**Work required**
Give only the number of lines in the records below that contain the word "JSON".

..........

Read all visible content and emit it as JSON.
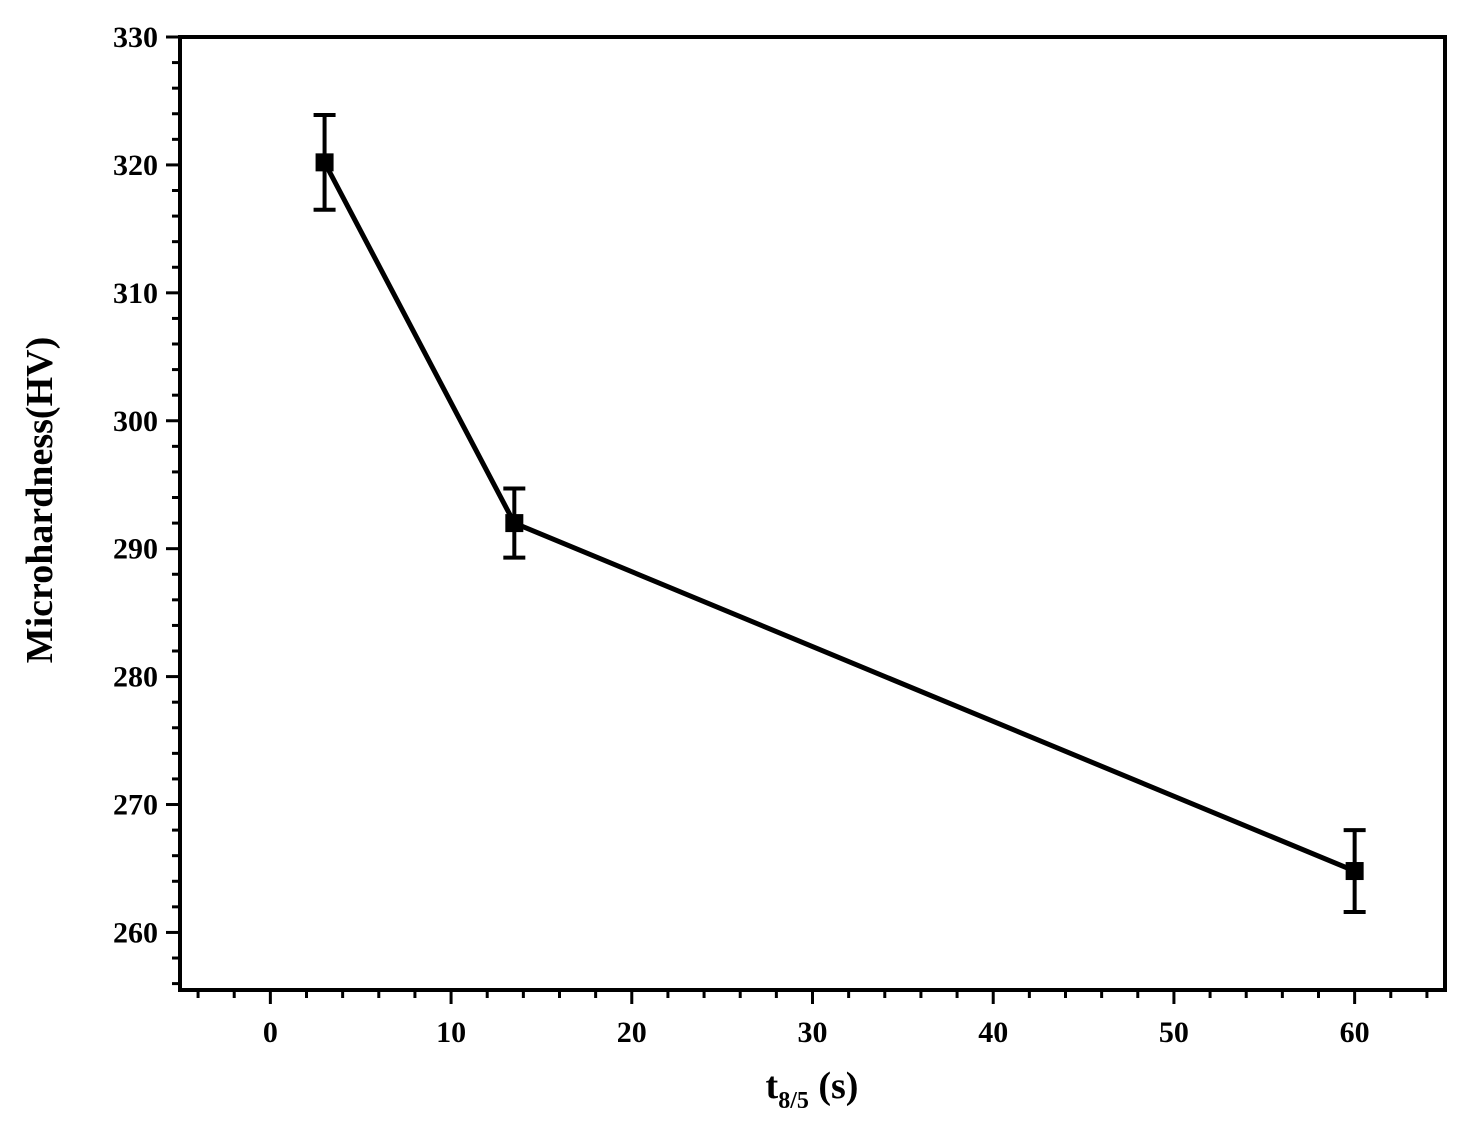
{
  "chart_data": {
    "type": "line",
    "xlabel": {
      "main": "t",
      "sub": "8/5",
      "suffix": " (s)"
    },
    "ylabel": "Microhardness(HV)",
    "xlim": [
      -5,
      65
    ],
    "ylim": [
      255.5,
      330
    ],
    "x_ticks": [
      0,
      10,
      20,
      30,
      40,
      50,
      60
    ],
    "y_ticks": [
      260,
      270,
      280,
      290,
      300,
      310,
      320,
      330
    ],
    "grid": false,
    "legend": "none",
    "series": [
      {
        "marker": "square",
        "color": "#000000",
        "points": [
          {
            "x": 3,
            "y": 320.2,
            "yerr": 3.7
          },
          {
            "x": 13.5,
            "y": 292.0,
            "yerr": 2.7
          },
          {
            "x": 60,
            "y": 264.8,
            "yerr": 3.2
          }
        ]
      }
    ]
  }
}
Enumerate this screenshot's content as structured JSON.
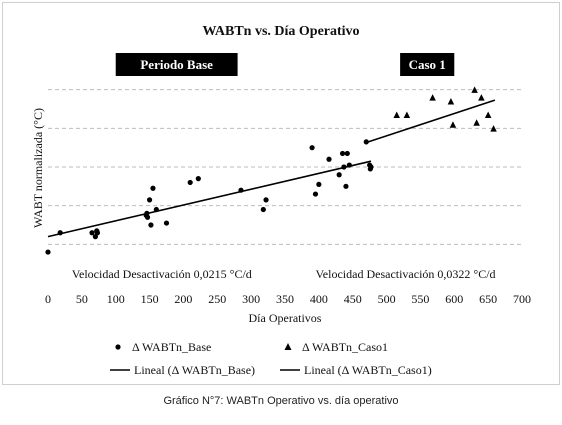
{
  "caption": "Gráfico N°7: WABTn Operativo vs. día operativo",
  "chart_data": {
    "type": "scatter",
    "title": "WABTn vs. Día Operativo",
    "xlabel": "Día Operativos",
    "ylabel": "WABT normalizada (°C)",
    "xlim": [
      0,
      700
    ],
    "x_ticks": [
      0,
      50,
      100,
      150,
      200,
      250,
      300,
      350,
      400,
      450,
      500,
      550,
      600,
      650,
      700
    ],
    "ylim": [
      0,
      6
    ],
    "y_gridlines": [
      1,
      2,
      3,
      4,
      5
    ],
    "grid": "horizontal-dashed",
    "legend_position": "bottom",
    "region_labels": [
      {
        "label": "Periodo Base",
        "x_start": 100,
        "x_end": 280
      },
      {
        "label": "Caso 1",
        "x_start": 520,
        "x_end": 600
      }
    ],
    "annotations": [
      {
        "text": "Velocidad  Desactivación  0,0215 °C/d",
        "x": 35
      },
      {
        "text": "Velocidad  Desactivación  0,0322 °C/d",
        "x": 395
      }
    ],
    "series": [
      {
        "name": "Δ WABTn_Base",
        "marker": "circle",
        "x": [
          0,
          18,
          65,
          70,
          72,
          73,
          145,
          146,
          147,
          150,
          152,
          155,
          160,
          175,
          210,
          222,
          285,
          318,
          322,
          390,
          395,
          400,
          415,
          430,
          435,
          437,
          440,
          442,
          445,
          470,
          475,
          476,
          477
        ],
        "y": [
          0.8,
          1.3,
          1.3,
          1.2,
          1.35,
          1.3,
          1.75,
          1.8,
          1.7,
          2.15,
          1.5,
          2.45,
          1.9,
          1.55,
          2.6,
          2.7,
          2.4,
          1.9,
          2.15,
          3.5,
          2.3,
          2.55,
          3.2,
          2.8,
          3.35,
          3.0,
          2.5,
          3.35,
          3.05,
          3.65,
          3.05,
          2.95,
          3.0
        ]
      },
      {
        "name": "Δ WABTn_Caso1",
        "marker": "triangle",
        "x": [
          515,
          530,
          568,
          595,
          598,
          630,
          633,
          640,
          650,
          658
        ],
        "y": [
          4.35,
          4.35,
          4.8,
          4.7,
          4.1,
          5.0,
          4.15,
          4.8,
          4.35,
          4.0
        ]
      }
    ],
    "trendlines": [
      {
        "name": "Lineal (Δ WABTn_Base)",
        "x": [
          0,
          477
        ],
        "y": [
          1.2,
          3.15
        ]
      },
      {
        "name": "Lineal (Δ WABTn_Caso1)",
        "x": [
          473,
          660
        ],
        "y": [
          3.65,
          4.73
        ]
      }
    ]
  }
}
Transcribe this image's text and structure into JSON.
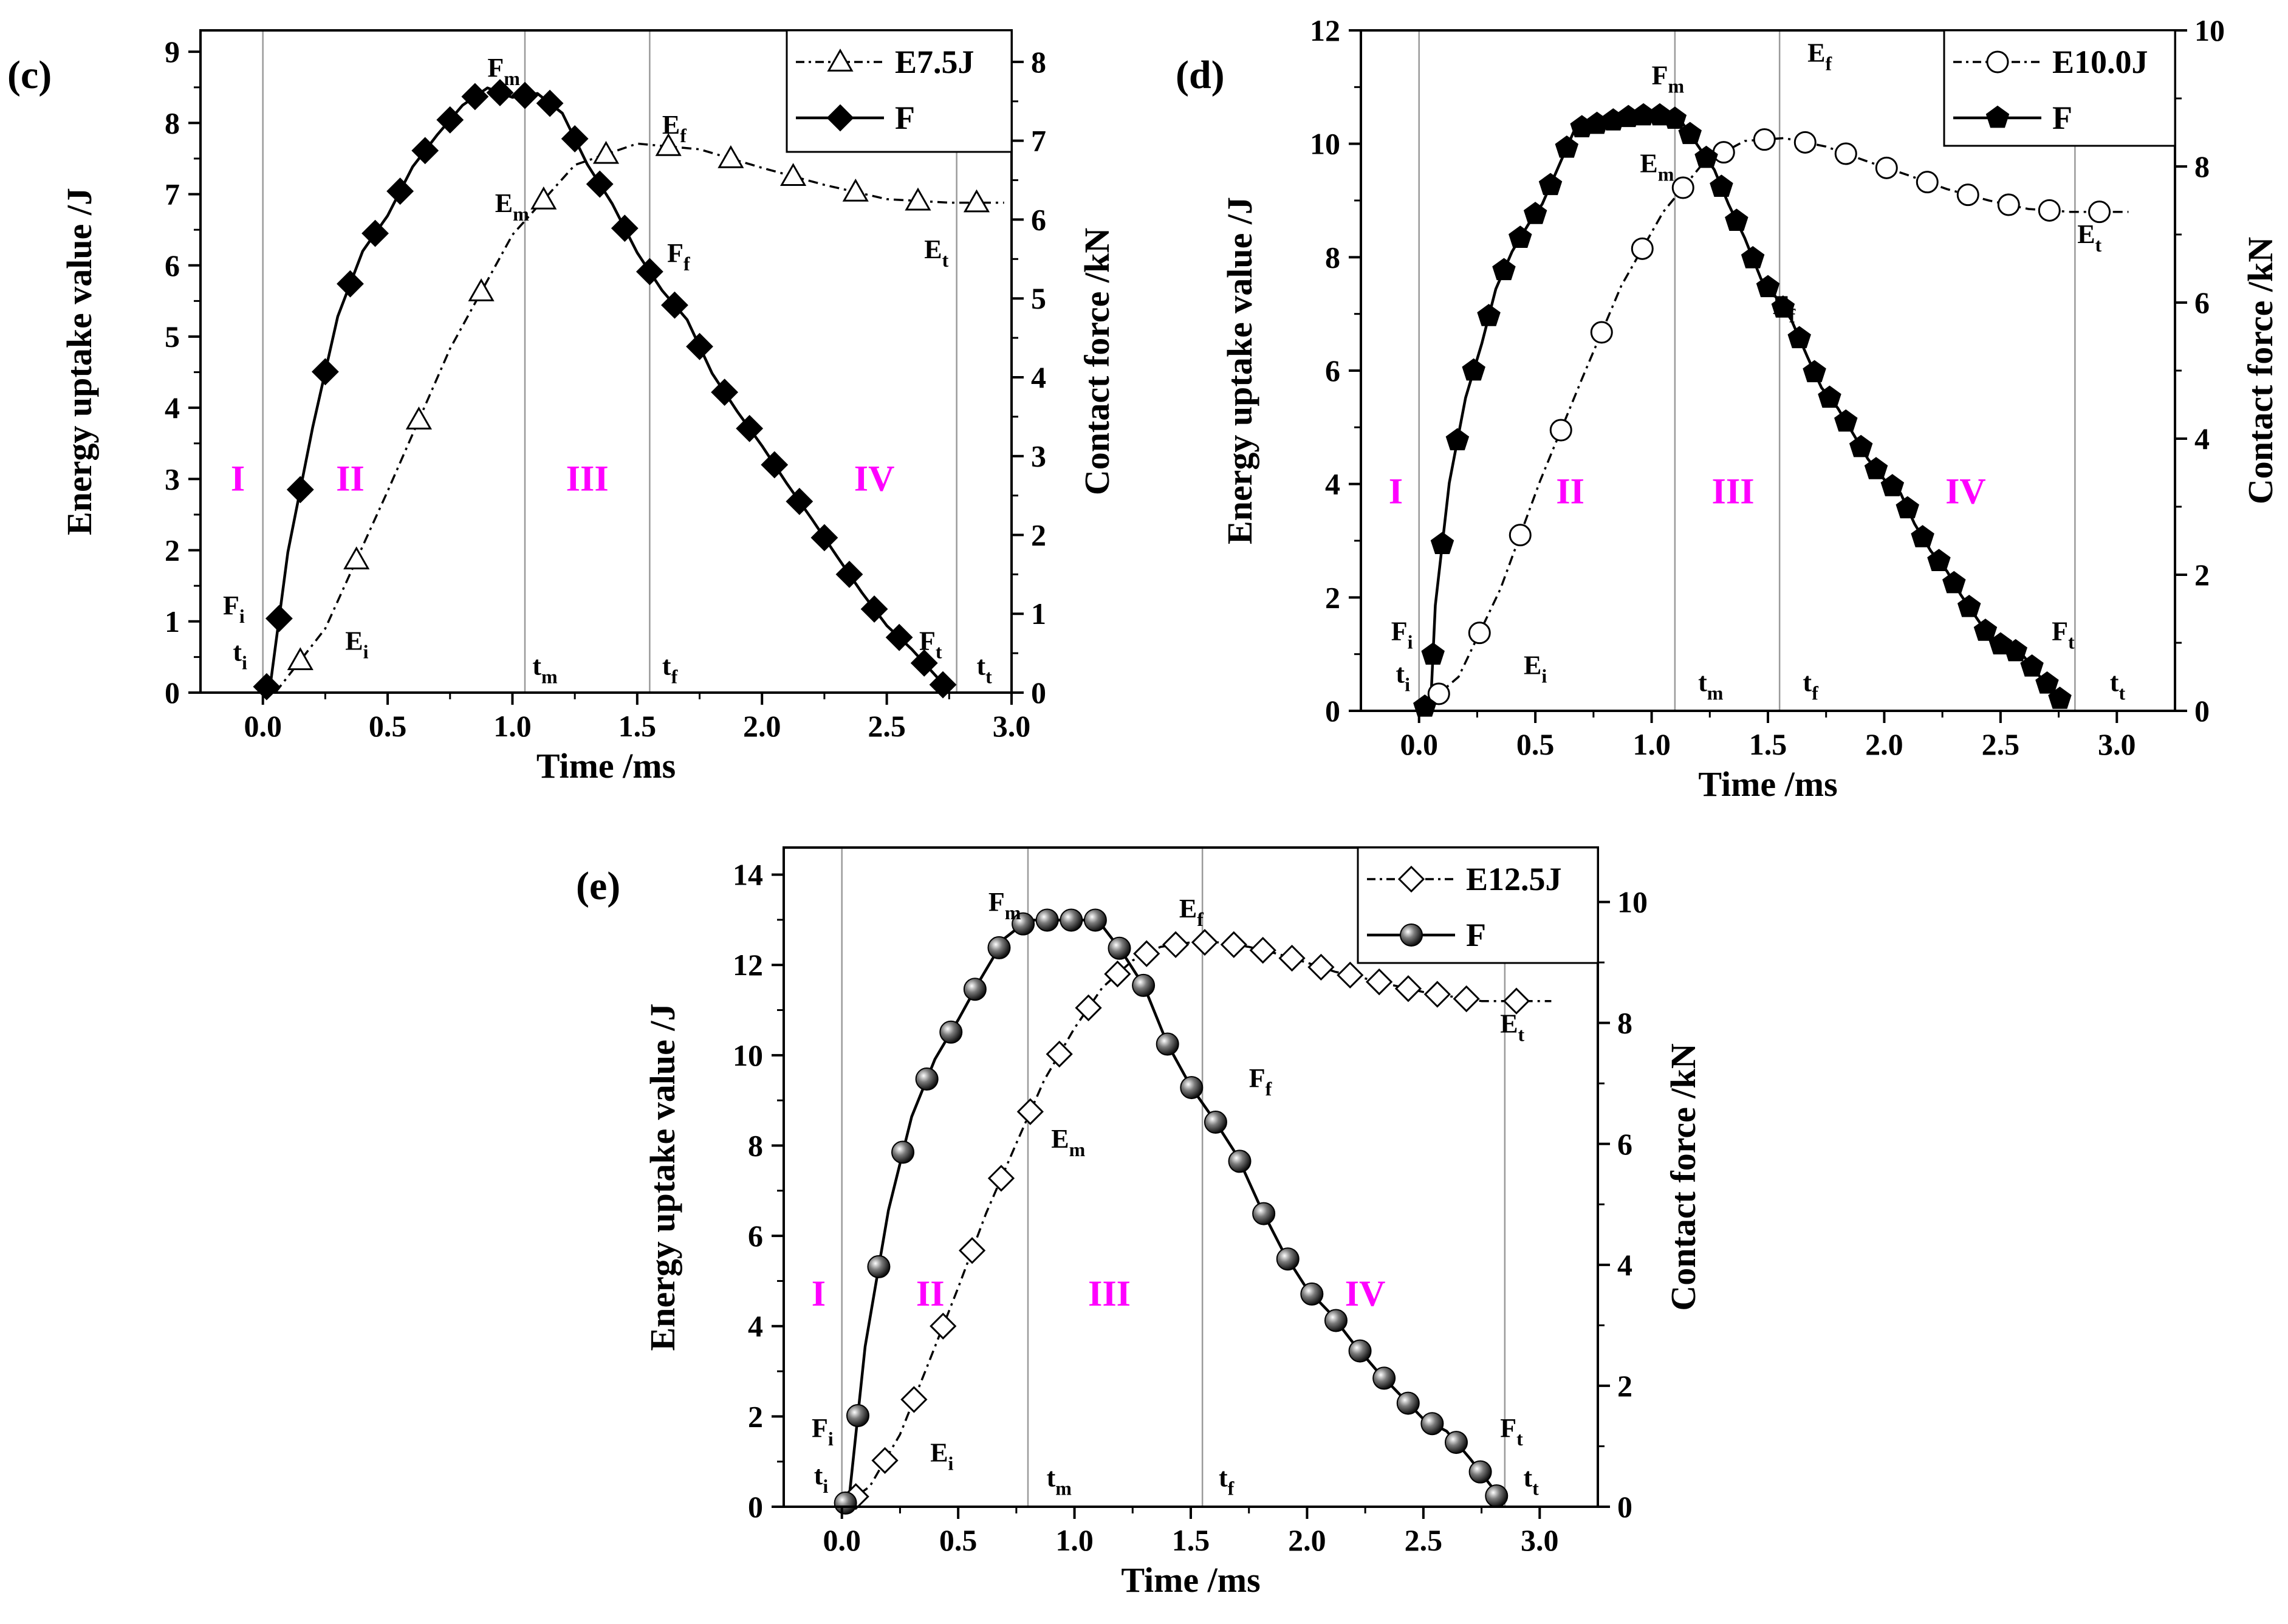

..........

**Exercise response**
3